Reproduce the listing below exactly, minus its pictures.

┌──

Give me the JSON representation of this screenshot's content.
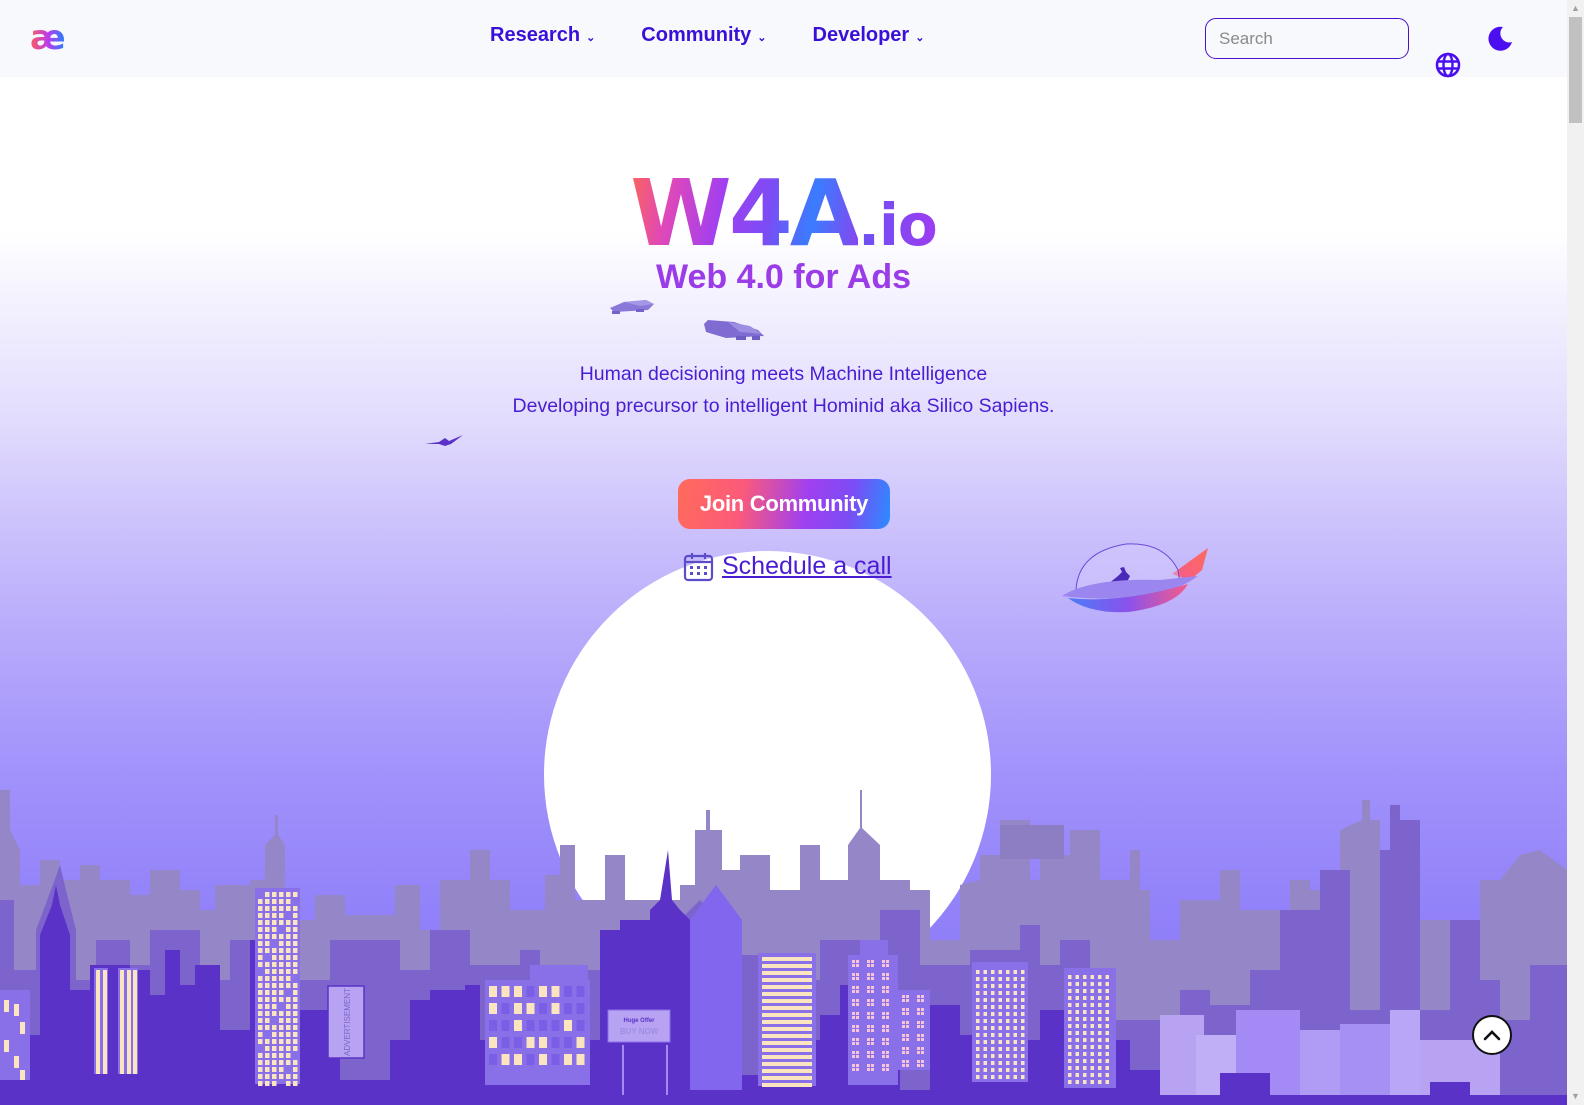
{
  "header": {
    "logo_text": "æ",
    "nav": [
      {
        "label": "Research",
        "icon": "chevron-down-icon"
      },
      {
        "label": "Community",
        "icon": "chevron-down-icon"
      },
      {
        "label": "Developer",
        "icon": "chevron-down-icon"
      }
    ],
    "search": {
      "value": "",
      "placeholder": "Search"
    },
    "theme_toggle_icon": "moon-icon",
    "language_icon": "globe-icon"
  },
  "hero": {
    "brand_main": "W4A",
    "brand_suffix": ".io",
    "tagline": "Web 4.0 for Ads",
    "description_lines": [
      "Human decisioning meets Machine Intelligence",
      "Developing precursor to intelligent Hominid aka Silico Sapiens."
    ],
    "cta_label": "Join Community",
    "schedule_label": "Schedule a call",
    "schedule_icon": "calendar-icon"
  },
  "illustration": {
    "billboard_small_title": "Huge Offer",
    "billboard_small_cta": "BUY NOW",
    "vertical_sign": "ADVERTISEMENT"
  },
  "scroll_top_icon": "chevron-up-icon",
  "colors": {
    "brand_purple": "#3a10d8",
    "accent_violet": "#9a3ce8",
    "gradient_start": "#ff6b5b",
    "gradient_end": "#2a8cff",
    "city_dark": "#5a32c8",
    "city_mid": "#7c64cc",
    "city_light": "#9586c8",
    "window_lit": "#fbe4c0"
  }
}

└──

> _WORKED SOLUTION_
Give me the JSON representation of this screenshot's content.
{
  "header": {
    "logo_text": "æ",
    "nav": [
      {
        "label": "Research",
        "icon": "chevron-down-icon"
      },
      {
        "label": "Community",
        "icon": "chevron-down-icon"
      },
      {
        "label": "Developer",
        "icon": "chevron-down-icon"
      }
    ],
    "search": {
      "value": "",
      "placeholder": "Search"
    },
    "theme_toggle_icon": "moon-icon",
    "language_icon": "globe-icon"
  },
  "hero": {
    "brand_main": "W4A",
    "brand_suffix": ".io",
    "tagline": "Web 4.0 for Ads",
    "description_lines": [
      "Human decisioning meets Machine Intelligence",
      "Developing precursor to intelligent Hominid aka Silico Sapiens."
    ],
    "cta_label": "Join Community",
    "schedule_label": "Schedule a call",
    "schedule_icon": "calendar-icon"
  },
  "illustration": {
    "billboard_small_title": "Huge Offer",
    "billboard_small_cta": "BUY NOW",
    "vertical_sign": "ADVERTISEMENT"
  },
  "scroll_top_icon": "chevron-up-icon",
  "colors": {
    "brand_purple": "#3a10d8",
    "accent_violet": "#9a3ce8",
    "gradient_start": "#ff6b5b",
    "gradient_end": "#2a8cff",
    "city_dark": "#5a32c8",
    "city_mid": "#7c64cc",
    "city_light": "#9586c8",
    "window_lit": "#fbe4c0"
  }
}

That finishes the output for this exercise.